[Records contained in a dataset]
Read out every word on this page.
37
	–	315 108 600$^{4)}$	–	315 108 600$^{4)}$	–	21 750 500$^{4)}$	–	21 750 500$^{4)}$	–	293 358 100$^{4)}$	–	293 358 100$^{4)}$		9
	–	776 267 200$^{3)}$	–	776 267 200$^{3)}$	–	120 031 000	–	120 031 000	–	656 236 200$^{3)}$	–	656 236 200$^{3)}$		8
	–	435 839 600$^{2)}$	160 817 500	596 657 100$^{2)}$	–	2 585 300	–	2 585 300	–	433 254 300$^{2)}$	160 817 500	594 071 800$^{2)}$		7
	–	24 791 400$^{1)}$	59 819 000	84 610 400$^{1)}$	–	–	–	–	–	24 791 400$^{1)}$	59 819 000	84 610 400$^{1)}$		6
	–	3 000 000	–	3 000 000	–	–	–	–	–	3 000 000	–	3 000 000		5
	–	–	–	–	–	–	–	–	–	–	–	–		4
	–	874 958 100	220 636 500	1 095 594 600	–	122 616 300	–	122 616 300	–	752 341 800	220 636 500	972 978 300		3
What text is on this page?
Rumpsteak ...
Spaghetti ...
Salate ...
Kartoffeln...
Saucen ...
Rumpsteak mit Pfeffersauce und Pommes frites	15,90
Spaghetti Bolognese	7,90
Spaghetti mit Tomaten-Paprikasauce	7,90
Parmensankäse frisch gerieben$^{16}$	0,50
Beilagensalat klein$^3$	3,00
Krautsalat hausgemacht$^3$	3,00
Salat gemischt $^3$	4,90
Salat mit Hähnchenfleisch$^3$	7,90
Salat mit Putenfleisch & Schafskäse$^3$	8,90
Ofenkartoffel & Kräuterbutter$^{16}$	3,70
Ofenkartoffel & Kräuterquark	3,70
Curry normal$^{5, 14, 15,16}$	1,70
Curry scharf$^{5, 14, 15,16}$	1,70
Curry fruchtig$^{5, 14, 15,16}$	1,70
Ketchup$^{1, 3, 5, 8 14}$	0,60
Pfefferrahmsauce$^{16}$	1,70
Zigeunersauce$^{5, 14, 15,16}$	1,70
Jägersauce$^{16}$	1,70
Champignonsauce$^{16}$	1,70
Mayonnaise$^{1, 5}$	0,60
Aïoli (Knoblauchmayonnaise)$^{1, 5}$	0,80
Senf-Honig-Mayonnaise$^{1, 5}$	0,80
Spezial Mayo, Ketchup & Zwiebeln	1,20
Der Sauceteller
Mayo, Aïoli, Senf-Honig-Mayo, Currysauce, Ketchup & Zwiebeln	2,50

### [Requirement]
Write the listing out again, exactly as it reads.

### [Task response]
Read out every word on this page.
37
	–	315 108 600$^{4)}$	–	315 108 600$^{4)}$	–	21 750 500$^{4)}$	–	21 750 500$^{4)}$	–	293 358 100$^{4)}$	–	293 358 100$^{4)}$		9
	–	776 267 200$^{3)}$	–	776 267 200$^{3)}$	–	120 031 000	–	120 031 000	–	656 236 200$^{3)}$	–	656 236 200$^{3)}$		8
	–	435 839 600$^{2)}$	160 817 500	596 657 100$^{2)}$	–	2 585 300	–	2 585 300	–	433 254 300$^{2)}$	160 817 500	594 071 800$^{2)}$		7
	–	24 791 400$^{1)}$	59 819 000	84 610 400$^{1)}$	–	–	–	–	–	24 791 400$^{1)}$	59 819 000	84 610 400$^{1)}$		6
	–	3 000 000	–	3 000 000	–	–	–	–	–	3 000 000	–	3 000 000		5
	–	–	–	–	–	–	–	–	–	–	–	–		4
	–	874 958 100	220 636 500	1 095 594 600	–	122 616 300	–	122 616 300	–	752 341 800	220 636 500	972 978 300		3
What text is on this page?
Rumpsteak ...
Spaghetti ...
Salate ...
Kartoffeln...
Saucen ...
Rumpsteak mit Pfeffersauce und Pommes frites	15,90
Spaghetti Bolognese	7,90
Spaghetti mit Tomaten-Paprikasauce	7,90
Parmensankäse frisch gerieben$^{16}$	0,50
Beilagensalat klein$^3$	3,00
Krautsalat hausgemacht$^3$	3,00
Salat gemischt $^3$	4,90
Salat mit Hähnchenfleisch$^3$	7,90
Salat mit Putenfleisch & Schafskäse$^3$	8,90
Ofenkartoffel & Kräuterbutter$^{16}$	3,70
Ofenkartoffel & Kräuterquark	3,70
Curry normal$^{5, 14, 15,16}$	1,70
Curry scharf$^{5, 14, 15,16}$	1,70
Curry fruchtig$^{5, 14, 15,16}$	1,70
Ketchup$^{1, 3, 5, 8 14}$	0,60
Pfefferrahmsauce$^{16}$	1,70
Zigeunersauce$^{5, 14, 15,16}$	1,70
Jägersauce$^{16}$	1,70
Champignonsauce$^{16}$	1,70
Mayonnaise$^{1, 5}$	0,60
Aïoli (Knoblauchmayonnaise)$^{1, 5}$	0,80
Senf-Honig-Mayonnaise$^{1, 5}$	0,80
Spezial Mayo, Ketchup & Zwiebeln	1,20
Der Sauceteller
Mayo, Aïoli, Senf-Honig-Mayo, Currysauce, Ketchup & Zwiebeln	2,50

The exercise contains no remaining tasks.